> **Schriftliche Aufgabe**
Geben Sie aus dem nachstehenden Text über frühe Rennpferdezuchten alles von „Etwa 15 Jahre“ bis hinunter zu „von diesem Teddy.“ unverändert aus.

> **Bereitgestellter Text**
☆ ☆ ☆ ☆ ☆ ☆ ☆
Aus den alten Zuchten – auf die wichtigsten dieser Pioniere wird später noch genauer eingegangen – kam in der Regel qualitätsvolles Material auch nur dann auf den Markt, wenn einer der Besitzer-Züchter verstarb und sein Pferdebestand, mit oder ohne Gestüt, auf einer Auktion zum Verkauf stand. Eine Ausnahme waren die Alexanders, die für 15.000 Dollar Lexington kauften, damals Amerikas größte Farm betrieben und ihre Produkte auch auf Jährlingsauktionen anboten, die allerdings nicht die Bedeutung heutiger Sales hatten. So wie sie setzten auch andere Züchter, die jeweils zu den erfolgreichsten Ihrer Zeit zählten, Meilensteine auf dem langen Weg zum vollendeten Rennpferd. So zog John Bowes mit West Australian den ersten Gewinner der „Triple Crown“ und verkaufte alle seine vier Derbysieger; Joseph Hawley, der dem später so berühmten englischen Trainer John Porter auf die Beine half, vier Derbys und alle englischen Klassiks gewann, soll dennoch nie mehr als acht Zuchtstuten in seiner Herde gehabt haben, und Lord Fallmouth, der wahrscheinlich nie einen eigenen Hengst aufstellte und dessen Eigengewächs Queen Bertha zu seiner wichtigsten Gründerstute wurde, zog 14 klassische Sieger.
Etwa 15 Jahre nach den Alexanders starteten auch der Duke of Westminster und der Franzose Edmond Blanc ihre Zuchten, wobei der Engländer kaufen konnte, was zu kaufen war. Für den von Sir Tatton Sykes 1870 gezogene Stockwell-Sohn Doncaster (Derby, Goodwood-, Ascot Gold Cup…) zahlte er die damals enorme Summe von 14.000 Pfund. Aus dessen erstem Jahrgang erhielt er den für ihn so erfolgreichen Bend Or, den Vater des in 16 Rennen ungeschlagenen „Triple Crown Winner“ Ormonde und, über dessen Sohn Orme, wurde Bernd Or Urgroßvater von Flying Fox. Und dieser sicherte sich ebenfalls das Triple 2000 Guineas, Derby und St. Ledger. Edmond Blanc, der für Flying Fox 37.500 Guineas zahlte, zog von ihm Ajax, und von diesem Teddy.
☆ ☆ ☆ ☆ ☆ ☆ ☆
> **Datensatzeinträge**
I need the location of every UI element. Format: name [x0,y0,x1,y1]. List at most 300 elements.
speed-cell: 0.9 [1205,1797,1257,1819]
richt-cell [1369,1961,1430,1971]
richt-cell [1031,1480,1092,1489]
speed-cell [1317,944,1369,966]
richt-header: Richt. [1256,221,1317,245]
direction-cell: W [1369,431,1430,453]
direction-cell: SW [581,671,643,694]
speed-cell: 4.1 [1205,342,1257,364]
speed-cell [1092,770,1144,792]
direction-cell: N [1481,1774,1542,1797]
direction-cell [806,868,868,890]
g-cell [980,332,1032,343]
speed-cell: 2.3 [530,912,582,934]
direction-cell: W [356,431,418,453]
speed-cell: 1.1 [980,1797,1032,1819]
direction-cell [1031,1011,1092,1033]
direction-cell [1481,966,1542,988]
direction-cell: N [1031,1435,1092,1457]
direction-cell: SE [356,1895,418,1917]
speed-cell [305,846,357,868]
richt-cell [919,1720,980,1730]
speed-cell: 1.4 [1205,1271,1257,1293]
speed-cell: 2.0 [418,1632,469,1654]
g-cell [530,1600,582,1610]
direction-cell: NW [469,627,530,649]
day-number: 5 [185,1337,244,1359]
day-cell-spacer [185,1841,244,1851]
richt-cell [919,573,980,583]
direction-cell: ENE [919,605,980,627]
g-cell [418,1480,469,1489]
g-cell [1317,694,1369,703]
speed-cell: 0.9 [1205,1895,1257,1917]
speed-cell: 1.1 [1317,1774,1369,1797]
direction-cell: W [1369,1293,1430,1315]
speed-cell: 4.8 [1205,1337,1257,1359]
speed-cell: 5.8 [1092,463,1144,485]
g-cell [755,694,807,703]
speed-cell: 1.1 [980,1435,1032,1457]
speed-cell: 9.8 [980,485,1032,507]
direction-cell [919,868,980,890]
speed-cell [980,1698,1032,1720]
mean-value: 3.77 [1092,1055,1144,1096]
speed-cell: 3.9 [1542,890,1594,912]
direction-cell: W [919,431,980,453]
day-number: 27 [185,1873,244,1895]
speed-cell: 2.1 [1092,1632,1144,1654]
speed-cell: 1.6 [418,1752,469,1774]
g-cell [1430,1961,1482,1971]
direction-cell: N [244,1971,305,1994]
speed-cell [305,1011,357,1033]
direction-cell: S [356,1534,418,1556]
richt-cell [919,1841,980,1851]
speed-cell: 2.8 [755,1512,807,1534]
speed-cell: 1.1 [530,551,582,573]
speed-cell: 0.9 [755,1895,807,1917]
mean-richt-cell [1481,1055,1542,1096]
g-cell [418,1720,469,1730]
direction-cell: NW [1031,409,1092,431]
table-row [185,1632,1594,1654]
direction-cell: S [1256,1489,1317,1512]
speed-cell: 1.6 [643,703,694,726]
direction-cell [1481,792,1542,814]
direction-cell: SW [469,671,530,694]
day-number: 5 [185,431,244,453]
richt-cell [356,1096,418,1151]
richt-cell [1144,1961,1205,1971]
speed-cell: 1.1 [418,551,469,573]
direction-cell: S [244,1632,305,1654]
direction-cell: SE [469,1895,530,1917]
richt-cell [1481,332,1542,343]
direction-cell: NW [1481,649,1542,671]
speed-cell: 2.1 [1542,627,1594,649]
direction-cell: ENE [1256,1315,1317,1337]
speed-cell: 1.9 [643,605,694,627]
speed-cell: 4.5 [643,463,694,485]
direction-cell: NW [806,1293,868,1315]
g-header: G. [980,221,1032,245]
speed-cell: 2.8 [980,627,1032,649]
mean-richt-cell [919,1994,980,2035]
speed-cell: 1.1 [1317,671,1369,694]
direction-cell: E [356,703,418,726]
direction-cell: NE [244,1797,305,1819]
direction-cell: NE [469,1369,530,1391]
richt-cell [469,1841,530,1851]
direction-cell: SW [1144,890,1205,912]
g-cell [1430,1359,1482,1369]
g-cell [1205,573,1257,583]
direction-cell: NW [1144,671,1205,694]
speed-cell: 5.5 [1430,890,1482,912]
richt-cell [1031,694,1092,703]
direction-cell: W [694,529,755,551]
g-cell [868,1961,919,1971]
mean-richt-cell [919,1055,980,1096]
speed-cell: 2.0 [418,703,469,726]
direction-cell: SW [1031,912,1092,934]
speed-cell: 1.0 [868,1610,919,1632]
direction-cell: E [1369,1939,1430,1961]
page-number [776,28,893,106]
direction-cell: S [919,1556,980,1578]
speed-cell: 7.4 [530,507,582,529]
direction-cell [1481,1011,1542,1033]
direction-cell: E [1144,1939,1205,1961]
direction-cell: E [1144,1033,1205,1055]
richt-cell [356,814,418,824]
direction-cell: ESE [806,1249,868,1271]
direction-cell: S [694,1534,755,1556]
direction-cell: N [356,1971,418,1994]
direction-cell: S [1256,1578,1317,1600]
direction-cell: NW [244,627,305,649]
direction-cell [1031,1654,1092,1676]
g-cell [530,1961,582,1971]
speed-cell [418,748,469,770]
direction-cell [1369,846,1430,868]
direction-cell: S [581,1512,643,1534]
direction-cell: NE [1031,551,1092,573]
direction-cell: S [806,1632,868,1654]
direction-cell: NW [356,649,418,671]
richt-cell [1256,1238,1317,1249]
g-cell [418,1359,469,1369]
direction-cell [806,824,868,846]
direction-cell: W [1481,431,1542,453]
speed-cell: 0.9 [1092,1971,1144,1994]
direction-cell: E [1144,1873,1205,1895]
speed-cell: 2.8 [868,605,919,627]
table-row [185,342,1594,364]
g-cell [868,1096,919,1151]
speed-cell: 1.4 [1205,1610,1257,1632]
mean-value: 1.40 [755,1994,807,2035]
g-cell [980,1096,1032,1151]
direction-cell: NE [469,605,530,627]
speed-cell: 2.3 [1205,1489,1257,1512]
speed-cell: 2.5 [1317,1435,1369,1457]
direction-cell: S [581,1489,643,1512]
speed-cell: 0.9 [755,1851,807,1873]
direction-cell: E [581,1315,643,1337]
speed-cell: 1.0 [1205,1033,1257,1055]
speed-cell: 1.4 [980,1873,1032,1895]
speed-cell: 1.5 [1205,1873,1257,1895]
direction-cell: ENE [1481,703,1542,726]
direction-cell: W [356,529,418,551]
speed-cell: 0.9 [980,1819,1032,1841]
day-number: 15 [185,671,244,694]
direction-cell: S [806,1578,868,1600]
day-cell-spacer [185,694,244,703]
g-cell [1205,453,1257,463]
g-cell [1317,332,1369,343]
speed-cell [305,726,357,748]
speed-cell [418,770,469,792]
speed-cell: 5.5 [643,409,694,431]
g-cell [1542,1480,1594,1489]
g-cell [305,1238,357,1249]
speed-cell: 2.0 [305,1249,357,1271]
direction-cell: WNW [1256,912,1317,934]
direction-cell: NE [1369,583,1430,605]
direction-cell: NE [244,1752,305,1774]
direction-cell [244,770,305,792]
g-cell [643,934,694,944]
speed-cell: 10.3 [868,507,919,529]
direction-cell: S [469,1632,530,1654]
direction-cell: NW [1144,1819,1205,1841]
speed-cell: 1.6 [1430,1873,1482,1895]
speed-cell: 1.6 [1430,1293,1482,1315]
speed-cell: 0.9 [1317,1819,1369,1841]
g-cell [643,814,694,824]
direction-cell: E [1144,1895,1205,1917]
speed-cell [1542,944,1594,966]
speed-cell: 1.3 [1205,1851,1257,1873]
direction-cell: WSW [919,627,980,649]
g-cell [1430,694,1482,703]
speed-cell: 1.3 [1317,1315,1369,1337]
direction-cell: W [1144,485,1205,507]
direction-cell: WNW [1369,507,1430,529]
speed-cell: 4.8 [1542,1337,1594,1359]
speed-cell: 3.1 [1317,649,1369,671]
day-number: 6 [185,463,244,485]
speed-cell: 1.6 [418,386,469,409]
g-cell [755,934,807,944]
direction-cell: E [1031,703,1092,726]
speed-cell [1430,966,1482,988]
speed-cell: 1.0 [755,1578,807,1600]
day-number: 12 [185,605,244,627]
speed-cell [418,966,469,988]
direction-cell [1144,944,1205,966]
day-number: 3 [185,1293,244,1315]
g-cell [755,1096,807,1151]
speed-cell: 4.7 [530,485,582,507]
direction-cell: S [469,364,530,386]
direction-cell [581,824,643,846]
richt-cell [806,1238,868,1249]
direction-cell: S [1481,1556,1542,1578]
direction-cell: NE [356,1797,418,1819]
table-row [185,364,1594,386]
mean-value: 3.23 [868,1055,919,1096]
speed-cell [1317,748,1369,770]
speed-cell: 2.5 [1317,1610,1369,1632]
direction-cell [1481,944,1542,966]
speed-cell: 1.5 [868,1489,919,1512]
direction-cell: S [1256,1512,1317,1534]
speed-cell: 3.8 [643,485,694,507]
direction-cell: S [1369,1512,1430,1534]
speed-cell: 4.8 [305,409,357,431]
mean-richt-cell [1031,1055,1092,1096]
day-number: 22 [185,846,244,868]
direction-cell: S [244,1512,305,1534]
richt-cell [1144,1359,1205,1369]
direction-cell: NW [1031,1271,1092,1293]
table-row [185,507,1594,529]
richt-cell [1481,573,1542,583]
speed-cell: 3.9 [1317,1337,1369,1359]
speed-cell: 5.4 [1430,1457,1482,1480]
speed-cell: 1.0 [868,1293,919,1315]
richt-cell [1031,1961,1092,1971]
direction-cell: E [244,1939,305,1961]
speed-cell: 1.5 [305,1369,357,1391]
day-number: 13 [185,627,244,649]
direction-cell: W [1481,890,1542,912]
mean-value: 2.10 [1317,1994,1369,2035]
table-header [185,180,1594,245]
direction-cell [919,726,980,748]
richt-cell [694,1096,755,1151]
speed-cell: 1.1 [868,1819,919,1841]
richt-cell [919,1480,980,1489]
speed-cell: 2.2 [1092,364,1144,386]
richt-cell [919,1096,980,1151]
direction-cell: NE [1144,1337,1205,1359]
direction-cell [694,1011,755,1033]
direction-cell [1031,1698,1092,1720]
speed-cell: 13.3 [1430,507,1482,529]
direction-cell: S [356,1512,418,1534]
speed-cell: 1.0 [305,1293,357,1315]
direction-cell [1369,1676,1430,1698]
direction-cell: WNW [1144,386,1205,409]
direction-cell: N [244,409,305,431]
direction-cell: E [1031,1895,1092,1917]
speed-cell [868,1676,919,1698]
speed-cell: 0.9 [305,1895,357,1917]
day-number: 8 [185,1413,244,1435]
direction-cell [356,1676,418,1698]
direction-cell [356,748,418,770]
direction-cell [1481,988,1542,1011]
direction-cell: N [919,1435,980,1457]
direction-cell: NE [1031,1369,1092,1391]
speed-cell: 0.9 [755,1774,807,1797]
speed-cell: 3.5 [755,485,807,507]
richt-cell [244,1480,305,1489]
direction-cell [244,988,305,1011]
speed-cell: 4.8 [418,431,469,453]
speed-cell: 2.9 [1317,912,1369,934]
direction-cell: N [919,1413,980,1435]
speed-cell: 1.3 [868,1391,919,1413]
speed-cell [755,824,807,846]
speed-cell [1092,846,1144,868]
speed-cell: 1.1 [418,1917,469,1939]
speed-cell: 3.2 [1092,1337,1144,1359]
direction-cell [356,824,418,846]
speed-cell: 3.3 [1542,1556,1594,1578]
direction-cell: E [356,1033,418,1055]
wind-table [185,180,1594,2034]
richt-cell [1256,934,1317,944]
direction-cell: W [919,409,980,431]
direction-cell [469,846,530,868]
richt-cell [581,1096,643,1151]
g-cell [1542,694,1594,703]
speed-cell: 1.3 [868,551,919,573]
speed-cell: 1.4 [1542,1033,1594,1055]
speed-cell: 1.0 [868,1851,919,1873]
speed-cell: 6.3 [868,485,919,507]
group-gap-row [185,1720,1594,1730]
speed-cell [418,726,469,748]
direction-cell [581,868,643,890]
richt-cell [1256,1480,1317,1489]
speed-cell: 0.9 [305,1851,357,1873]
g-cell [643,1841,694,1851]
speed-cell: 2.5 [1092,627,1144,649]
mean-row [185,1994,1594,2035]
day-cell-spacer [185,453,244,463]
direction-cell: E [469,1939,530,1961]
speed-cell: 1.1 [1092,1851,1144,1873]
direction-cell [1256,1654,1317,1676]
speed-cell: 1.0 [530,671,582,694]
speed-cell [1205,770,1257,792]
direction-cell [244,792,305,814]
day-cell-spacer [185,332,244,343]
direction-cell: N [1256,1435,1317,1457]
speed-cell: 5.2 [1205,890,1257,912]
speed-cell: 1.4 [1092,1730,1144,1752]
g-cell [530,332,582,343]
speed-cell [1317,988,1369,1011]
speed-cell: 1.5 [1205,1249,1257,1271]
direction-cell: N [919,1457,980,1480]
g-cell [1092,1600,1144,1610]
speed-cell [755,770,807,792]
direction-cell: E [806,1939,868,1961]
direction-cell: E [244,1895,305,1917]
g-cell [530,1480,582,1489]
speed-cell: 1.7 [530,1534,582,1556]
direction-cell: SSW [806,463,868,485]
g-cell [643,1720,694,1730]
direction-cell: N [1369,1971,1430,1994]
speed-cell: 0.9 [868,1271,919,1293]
☆ ☆ ☆ ☆ ☆ ☆ ☆
> **Lösung der Aufgabe**
Etwa 15 Jahre nach den Alexanders starteten auch der Duke of Westminster und der Franzose Edmond Blanc ihre Zuchten, wobei der Engländer kaufen konnte, was zu kaufen war. Für den von Sir Tatton Sykes 1870 gezogene Stockwell-Sohn Doncaster (Derby, Goodwood-, Ascot Gold Cup…) zahlte er die damals enorme Summe von 14.000 Pfund. Aus dessen erstem Jahrgang erhielt er den für ihn so erfolgreichen Bend Or, den Vater des in 16 Rennen ungeschlagenen „Triple Crown Winner“ Ormonde und, über dessen Sohn Orme, wurde Bernd Or Urgroßvater von Flying Fox. Und dieser sicherte sich ebenfalls das Triple 2000 Guineas, Derby und St. Ledger. Edmond Blanc, der für Flying Fox 37.500 Guineas zahlte, zog von ihm Ajax, und von diesem Teddy.